**Exercise description:**
Find every line with the string "decomposition" in it, count them, and reply with that count only.

** Start Records supplied **

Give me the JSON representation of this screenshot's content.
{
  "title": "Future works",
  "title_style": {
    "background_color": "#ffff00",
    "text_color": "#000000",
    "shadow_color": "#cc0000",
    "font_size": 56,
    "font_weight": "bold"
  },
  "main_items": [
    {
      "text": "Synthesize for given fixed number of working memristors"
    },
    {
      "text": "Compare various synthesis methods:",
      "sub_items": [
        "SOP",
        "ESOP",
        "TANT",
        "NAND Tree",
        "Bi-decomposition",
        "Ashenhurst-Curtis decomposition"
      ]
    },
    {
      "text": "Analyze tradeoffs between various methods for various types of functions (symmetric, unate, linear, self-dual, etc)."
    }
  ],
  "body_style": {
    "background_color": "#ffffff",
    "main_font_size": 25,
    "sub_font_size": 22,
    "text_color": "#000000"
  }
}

** End Records supplied **

**Expected answer:**
2